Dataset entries
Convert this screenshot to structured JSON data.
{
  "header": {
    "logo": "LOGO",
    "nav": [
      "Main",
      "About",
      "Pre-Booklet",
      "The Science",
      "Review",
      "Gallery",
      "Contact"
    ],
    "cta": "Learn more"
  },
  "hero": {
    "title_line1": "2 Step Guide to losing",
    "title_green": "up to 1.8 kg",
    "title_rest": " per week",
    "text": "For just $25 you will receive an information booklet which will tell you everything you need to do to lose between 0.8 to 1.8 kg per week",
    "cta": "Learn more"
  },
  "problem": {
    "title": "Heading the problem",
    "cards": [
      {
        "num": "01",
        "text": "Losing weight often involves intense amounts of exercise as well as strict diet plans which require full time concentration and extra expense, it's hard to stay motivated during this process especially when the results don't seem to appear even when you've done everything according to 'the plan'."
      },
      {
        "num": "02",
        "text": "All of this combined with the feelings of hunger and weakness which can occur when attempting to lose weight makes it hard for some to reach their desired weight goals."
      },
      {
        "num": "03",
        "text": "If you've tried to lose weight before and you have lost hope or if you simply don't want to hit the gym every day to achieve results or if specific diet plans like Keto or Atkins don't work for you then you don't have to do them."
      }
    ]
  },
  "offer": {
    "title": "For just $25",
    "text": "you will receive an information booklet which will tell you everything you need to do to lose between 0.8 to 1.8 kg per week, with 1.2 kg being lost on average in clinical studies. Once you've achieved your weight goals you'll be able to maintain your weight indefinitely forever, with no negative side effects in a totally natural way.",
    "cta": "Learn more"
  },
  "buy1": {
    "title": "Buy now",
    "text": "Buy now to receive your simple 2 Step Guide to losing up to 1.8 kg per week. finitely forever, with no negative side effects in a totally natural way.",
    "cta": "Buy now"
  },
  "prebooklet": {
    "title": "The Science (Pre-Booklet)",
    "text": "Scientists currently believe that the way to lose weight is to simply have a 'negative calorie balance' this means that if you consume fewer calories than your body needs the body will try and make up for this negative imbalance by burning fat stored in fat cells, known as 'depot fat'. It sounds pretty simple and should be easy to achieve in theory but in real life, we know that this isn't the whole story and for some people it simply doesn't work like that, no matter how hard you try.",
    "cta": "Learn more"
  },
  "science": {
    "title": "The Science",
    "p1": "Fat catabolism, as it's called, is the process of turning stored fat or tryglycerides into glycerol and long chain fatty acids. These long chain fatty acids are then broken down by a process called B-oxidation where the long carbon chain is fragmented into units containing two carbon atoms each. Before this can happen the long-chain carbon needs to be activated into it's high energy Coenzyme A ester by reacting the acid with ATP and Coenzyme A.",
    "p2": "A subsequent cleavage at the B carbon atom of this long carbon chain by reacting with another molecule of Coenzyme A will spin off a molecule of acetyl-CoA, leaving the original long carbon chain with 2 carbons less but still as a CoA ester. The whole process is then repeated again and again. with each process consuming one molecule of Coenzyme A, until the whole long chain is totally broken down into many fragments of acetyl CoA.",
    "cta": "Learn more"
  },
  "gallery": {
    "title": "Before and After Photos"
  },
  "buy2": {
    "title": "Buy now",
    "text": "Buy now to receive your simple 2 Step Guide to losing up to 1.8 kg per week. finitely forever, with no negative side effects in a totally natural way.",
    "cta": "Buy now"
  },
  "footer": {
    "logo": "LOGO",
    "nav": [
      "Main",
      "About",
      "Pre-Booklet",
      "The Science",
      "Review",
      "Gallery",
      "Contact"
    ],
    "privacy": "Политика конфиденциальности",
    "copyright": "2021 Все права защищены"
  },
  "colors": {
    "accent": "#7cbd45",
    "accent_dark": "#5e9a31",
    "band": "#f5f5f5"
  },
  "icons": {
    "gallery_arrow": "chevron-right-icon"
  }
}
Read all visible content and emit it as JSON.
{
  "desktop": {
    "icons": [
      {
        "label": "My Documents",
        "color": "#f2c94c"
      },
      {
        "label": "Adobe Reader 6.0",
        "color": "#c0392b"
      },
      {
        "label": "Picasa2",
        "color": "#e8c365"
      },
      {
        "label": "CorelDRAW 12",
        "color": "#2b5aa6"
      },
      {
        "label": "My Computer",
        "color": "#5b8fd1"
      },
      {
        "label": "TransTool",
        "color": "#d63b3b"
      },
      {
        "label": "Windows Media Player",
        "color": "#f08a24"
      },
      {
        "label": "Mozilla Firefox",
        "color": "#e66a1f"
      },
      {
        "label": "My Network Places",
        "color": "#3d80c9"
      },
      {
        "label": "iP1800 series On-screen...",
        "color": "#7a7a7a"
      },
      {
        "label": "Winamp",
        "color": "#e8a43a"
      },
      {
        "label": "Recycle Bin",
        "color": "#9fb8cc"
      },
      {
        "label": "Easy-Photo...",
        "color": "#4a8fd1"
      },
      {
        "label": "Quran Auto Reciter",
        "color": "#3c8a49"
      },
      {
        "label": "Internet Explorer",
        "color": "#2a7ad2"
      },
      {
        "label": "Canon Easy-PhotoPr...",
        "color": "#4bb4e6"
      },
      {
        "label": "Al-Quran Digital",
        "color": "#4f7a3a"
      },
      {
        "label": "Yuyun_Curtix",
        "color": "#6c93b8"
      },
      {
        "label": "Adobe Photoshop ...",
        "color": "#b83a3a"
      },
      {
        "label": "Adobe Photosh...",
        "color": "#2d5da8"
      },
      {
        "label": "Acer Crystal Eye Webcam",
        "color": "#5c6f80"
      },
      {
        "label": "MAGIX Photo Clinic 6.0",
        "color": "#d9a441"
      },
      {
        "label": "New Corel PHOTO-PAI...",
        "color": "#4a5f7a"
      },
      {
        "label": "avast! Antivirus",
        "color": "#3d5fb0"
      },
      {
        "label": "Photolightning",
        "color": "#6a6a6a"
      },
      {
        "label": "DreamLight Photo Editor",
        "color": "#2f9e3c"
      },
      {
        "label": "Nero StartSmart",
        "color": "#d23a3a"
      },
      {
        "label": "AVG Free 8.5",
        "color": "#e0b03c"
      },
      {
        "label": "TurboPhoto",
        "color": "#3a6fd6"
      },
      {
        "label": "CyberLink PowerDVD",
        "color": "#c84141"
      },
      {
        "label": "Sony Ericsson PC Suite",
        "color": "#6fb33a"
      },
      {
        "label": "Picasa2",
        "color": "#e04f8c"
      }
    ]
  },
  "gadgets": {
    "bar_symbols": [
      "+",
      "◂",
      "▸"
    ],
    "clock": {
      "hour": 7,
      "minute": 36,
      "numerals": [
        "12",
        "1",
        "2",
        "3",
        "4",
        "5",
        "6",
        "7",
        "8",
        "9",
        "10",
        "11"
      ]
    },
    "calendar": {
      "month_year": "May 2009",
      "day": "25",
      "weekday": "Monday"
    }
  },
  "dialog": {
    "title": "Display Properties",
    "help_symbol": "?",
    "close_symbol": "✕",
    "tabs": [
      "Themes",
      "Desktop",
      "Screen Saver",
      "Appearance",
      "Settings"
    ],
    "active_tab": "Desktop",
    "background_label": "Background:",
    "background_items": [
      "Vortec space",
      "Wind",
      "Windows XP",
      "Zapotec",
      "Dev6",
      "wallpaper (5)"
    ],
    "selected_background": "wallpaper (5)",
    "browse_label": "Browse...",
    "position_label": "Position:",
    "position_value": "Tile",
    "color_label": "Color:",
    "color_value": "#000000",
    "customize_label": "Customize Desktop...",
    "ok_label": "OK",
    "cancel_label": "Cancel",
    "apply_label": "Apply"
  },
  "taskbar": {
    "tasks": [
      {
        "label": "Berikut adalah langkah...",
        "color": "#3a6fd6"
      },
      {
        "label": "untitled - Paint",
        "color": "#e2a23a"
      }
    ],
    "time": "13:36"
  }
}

TASK OBJECTIVE: Please return the data above exactly as given.

SOLVED EXERCISE:
Convert this screenshot to structured JSON data.
{
  "header": {
    "logo": "LOGO",
    "nav": [
      "Main",
      "About",
      "Pre-Booklet",
      "The Science",
      "Review",
      "Gallery",
      "Contact"
    ],
    "cta": "Learn more"
  },
  "hero": {
    "title_line1": "2 Step Guide to losing",
    "title_green": "up to 1.8 kg",
    "title_rest": " per week",
    "text": "For just $25 you will receive an information booklet which will tell you everything you need to do to lose between 0.8 to 1.8 kg per week",
    "cta": "Learn more"
  },
  "problem": {
    "title": "Heading the problem",
    "cards": [
      {
        "num": "01",
        "text": "Losing weight often involves intense amounts of exercise as well as strict diet plans which require full time concentration and extra expense, it's hard to stay motivated during this process especially when the results don't seem to appear even when you've done everything according to 'the plan'."
      },
      {
        "num": "02",
        "text": "All of this combined with the feelings of hunger and weakness which can occur when attempting to lose weight makes it hard for some to reach their desired weight goals."
      },
      {
        "num": "03",
        "text": "If you've tried to lose weight before and you have lost hope or if you simply don't want to hit the gym every day to achieve results or if specific diet plans like Keto or Atkins don't work for you then you don't have to do them."
      }
    ]
  },
  "offer": {
    "title": "For just $25",
    "text": "you will receive an information booklet which will tell you everything you need to do to lose between 0.8 to 1.8 kg per week, with 1.2 kg being lost on average in clinical studies. Once you've achieved your weight goals you'll be able to maintain your weight indefinitely forever, with no negative side effects in a totally natural way.",
    "cta": "Learn more"
  },
  "buy1": {
    "title": "Buy now",
    "text": "Buy now to receive your simple 2 Step Guide to losing up to 1.8 kg per week. finitely forever, with no negative side effects in a totally natural way.",
    "cta": "Buy now"
  },
  "prebooklet": {
    "title": "The Science (Pre-Booklet)",
    "text": "Scientists currently believe that the way to lose weight is to simply have a 'negative calorie balance' this means that if you consume fewer calories than your body needs the body will try and make up for this negative imbalance by burning fat stored in fat cells, known as 'depot fat'. It sounds pretty simple and should be easy to achieve in theory but in real life, we know that this isn't the whole story and for some people it simply doesn't work like that, no matter how hard you try.",
    "cta": "Learn more"
  },
  "science": {
    "title": "The Science",
    "p1": "Fat catabolism, as it's called, is the process of turning stored fat or tryglycerides into glycerol and long chain fatty acids. These long chain fatty acids are then broken down by a process called B-oxidation where the long carbon chain is fragmented into units containing two carbon atoms each. Before this can happen the long-chain carbon needs to be activated into it's high energy Coenzyme A ester by reacting the acid with ATP and Coenzyme A.",
    "p2": "A subsequent cleavage at the B carbon atom of this long carbon chain by reacting with another molecule of Coenzyme A will spin off a molecule of acetyl-CoA, leaving the original long carbon chain with 2 carbons less but still as a CoA ester. The whole process is then repeated again and again. with each process consuming one molecule of Coenzyme A, until the whole long chain is totally broken down into many fragments of acetyl CoA.",
    "cta": "Learn more"
  },
  "gallery": {
    "title": "Before and After Photos"
  },
  "buy2": {
    "title": "Buy now",
    "text": "Buy now to receive your simple 2 Step Guide to losing up to 1.8 kg per week. finitely forever, with no negative side effects in a totally natural way.",
    "cta": "Buy now"
  },
  "footer": {
    "logo": "LOGO",
    "nav": [
      "Main",
      "About",
      "Pre-Booklet",
      "The Science",
      "Review",
      "Gallery",
      "Contact"
    ],
    "privacy": "Политика конфиденциальности",
    "copyright": "2021 Все права защищены"
  },
  "colors": {
    "accent": "#7cbd45",
    "accent_dark": "#5e9a31",
    "band": "#f5f5f5"
  },
  "icons": {
    "gallery_arrow": "chevron-right-icon"
  }
}
Read all visible content and emit it as JSON.
{
  "desktop": {
    "icons": [
      {
        "label": "My Documents",
        "color": "#f2c94c"
      },
      {
        "label": "Adobe Reader 6.0",
        "color": "#c0392b"
      },
      {
        "label": "Picasa2",
        "color": "#e8c365"
      },
      {
        "label": "CorelDRAW 12",
        "color": "#2b5aa6"
      },
      {
        "label": "My Computer",
        "color": "#5b8fd1"
      },
      {
        "label": "TransTool",
        "color": "#d63b3b"
      },
      {
        "label": "Windows Media Player",
        "color": "#f08a24"
      },
      {
        "label": "Mozilla Firefox",
        "color": "#e66a1f"
      },
      {
        "label": "My Network Places",
        "color": "#3d80c9"
      },
      {
        "label": "iP1800 series On-screen...",
        "color": "#7a7a7a"
      },
      {
        "label": "Winamp",
        "color": "#e8a43a"
      },
      {
        "label": "Recycle Bin",
        "color": "#9fb8cc"
      },
      {
        "label": "Easy-Photo...",
        "color": "#4a8fd1"
      },
      {
        "label": "Quran Auto Reciter",
        "color": "#3c8a49"
      },
      {
        "label": "Internet Explorer",
        "color": "#2a7ad2"
      },
      {
        "label": "Canon Easy-PhotoPr...",
        "color": "#4bb4e6"
      },
      {
        "label": "Al-Quran Digital",
        "color": "#4f7a3a"
      },
      {
        "label": "Yuyun_Curtix",
        "color": "#6c93b8"
      },
      {
        "label": "Adobe Photoshop ...",
        "color": "#b83a3a"
      },
      {
        "label": "Adobe Photosh...",
        "color": "#2d5da8"
      },
      {
        "label": "Acer Crystal Eye Webcam",
        "color": "#5c6f80"
      },
      {
        "label": "MAGIX Photo Clinic 6.0",
        "color": "#d9a441"
      },
      {
        "label": "New Corel PHOTO-PAI...",
        "color": "#4a5f7a"
      },
      {
        "label": "avast! Antivirus",
        "color": "#3d5fb0"
      },
      {
        "label": "Photolightning",
        "color": "#6a6a6a"
      },
      {
        "label": "DreamLight Photo Editor",
        "color": "#2f9e3c"
      },
      {
        "label": "Nero StartSmart",
        "color": "#d23a3a"
      },
      {
        "label": "AVG Free 8.5",
        "color": "#e0b03c"
      },
      {
        "label": "TurboPhoto",
        "color": "#3a6fd6"
      },
      {
        "label": "CyberLink PowerDVD",
        "color": "#c84141"
      },
      {
        "label": "Sony Ericsson PC Suite",
        "color": "#6fb33a"
      },
      {
        "label": "Picasa2",
        "color": "#e04f8c"
      }
    ]
  },
  "gadgets": {
    "bar_symbols": [
      "+",
      "◂",
      "▸"
    ],
    "clock": {
      "hour": 7,
      "minute": 36,
      "numerals": [
        "12",
        "1",
        "2",
        "3",
        "4",
        "5",
        "6",
        "7",
        "8",
        "9",
        "10",
        "11"
      ]
    },
    "calendar": {
      "month_year": "May 2009",
      "day": "25",
      "weekday": "Monday"
    }
  },
  "dialog": {
    "title": "Display Properties",
    "help_symbol": "?",
    "close_symbol": "✕",
    "tabs": [
      "Themes",
      "Desktop",
      "Screen Saver",
      "Appearance",
      "Settings"
    ],
    "active_tab": "Desktop",
    "background_label": "Background:",
    "background_items": [
      "Vortec space",
      "Wind",
      "Windows XP",
      "Zapotec",
      "Dev6",
      "wallpaper (5)"
    ],
    "selected_background": "wallpaper (5)",
    "browse_label": "Browse...",
    "position_label": "Position:",
    "position_value": "Tile",
    "color_label": "Color:",
    "color_value": "#000000",
    "customize_label": "Customize Desktop...",
    "ok_label": "OK",
    "cancel_label": "Cancel",
    "apply_label": "Apply"
  },
  "taskbar": {
    "tasks": [
      {
        "label": "Berikut adalah langkah...",
        "color": "#3a6fd6"
      },
      {
        "label": "untitled - Paint",
        "color": "#e2a23a"
      }
    ],
    "time": "13:36"
  }
}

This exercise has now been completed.